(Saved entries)
------------------------------------------------------------------------
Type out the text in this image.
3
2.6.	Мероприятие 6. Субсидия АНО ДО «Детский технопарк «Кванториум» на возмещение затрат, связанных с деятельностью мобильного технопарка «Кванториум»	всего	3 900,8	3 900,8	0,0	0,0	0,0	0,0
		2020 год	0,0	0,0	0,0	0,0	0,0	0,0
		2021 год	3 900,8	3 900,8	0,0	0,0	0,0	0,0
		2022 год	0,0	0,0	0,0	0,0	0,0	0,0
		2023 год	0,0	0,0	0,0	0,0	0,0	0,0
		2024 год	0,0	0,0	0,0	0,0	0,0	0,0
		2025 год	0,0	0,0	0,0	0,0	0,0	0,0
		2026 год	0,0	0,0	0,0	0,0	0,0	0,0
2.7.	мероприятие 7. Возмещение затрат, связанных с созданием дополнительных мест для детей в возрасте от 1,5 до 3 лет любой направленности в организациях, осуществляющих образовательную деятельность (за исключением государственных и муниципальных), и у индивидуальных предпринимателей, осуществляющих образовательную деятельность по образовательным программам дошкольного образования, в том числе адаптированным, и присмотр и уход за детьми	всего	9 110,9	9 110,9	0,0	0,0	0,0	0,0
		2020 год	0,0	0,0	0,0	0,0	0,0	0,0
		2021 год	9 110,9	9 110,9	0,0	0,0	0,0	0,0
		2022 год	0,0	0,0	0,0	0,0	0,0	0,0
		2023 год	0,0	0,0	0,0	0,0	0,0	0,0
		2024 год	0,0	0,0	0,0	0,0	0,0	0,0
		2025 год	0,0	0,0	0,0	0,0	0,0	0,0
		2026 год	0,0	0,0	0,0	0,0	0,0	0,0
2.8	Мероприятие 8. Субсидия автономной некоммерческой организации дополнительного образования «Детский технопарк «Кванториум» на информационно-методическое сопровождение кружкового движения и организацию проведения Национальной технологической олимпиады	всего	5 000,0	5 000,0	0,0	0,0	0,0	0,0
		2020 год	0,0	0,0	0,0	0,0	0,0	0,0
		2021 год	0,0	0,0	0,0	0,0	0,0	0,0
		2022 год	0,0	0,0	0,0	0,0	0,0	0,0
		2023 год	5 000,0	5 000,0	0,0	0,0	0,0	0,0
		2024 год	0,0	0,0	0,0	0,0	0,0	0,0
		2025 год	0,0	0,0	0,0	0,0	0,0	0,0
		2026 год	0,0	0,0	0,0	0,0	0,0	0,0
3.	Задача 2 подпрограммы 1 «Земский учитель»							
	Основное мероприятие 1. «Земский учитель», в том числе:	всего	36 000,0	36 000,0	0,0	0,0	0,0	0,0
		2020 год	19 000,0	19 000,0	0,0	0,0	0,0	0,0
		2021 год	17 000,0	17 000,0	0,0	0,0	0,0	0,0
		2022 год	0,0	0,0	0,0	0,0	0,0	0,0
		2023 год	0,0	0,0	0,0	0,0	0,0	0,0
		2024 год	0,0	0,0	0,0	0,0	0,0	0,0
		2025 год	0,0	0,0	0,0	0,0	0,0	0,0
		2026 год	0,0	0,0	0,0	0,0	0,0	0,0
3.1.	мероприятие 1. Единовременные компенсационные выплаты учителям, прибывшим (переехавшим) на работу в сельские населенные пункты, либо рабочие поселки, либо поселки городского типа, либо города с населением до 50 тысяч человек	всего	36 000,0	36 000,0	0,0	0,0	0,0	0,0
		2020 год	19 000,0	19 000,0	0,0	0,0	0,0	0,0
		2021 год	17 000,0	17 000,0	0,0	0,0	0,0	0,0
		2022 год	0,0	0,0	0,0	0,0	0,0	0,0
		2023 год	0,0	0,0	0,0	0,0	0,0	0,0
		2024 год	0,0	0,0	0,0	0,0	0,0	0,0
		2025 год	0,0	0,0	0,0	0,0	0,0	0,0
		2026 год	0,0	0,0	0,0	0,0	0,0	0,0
------------------------------------------------------------------------
PROBLEM DESCRIPTION: All lines of the data above that include the word "связанных" must be shown.

RESPONSE TO THE EXERCISE:
2.6.	Мероприятие 6. Субсидия АНО ДО «Детский технопарк «Кванториум» на возмещение затрат, связанных с деятельностью мобильного технопарка «Кванториум»	всего	3 900,8	3 900,8	0,0	0,0	0,0	0,0
2.7.	мероприятие 7. Возмещение затрат, связанных с созданием дополнительных мест для детей в возрасте от 1,5 до 3 лет любой направленности в организациях, осуществляющих образовательную деятельность (за исключением государственных и муниципальных), и у индивидуальных предпринимателей, осуществляющих образовательную деятельность по образовательным программам дошкольного образования, в том числе адаптированным, и присмотр и уход за детьми	всего	9 110,9	9 110,9	0,0	0,0	0,0	0,0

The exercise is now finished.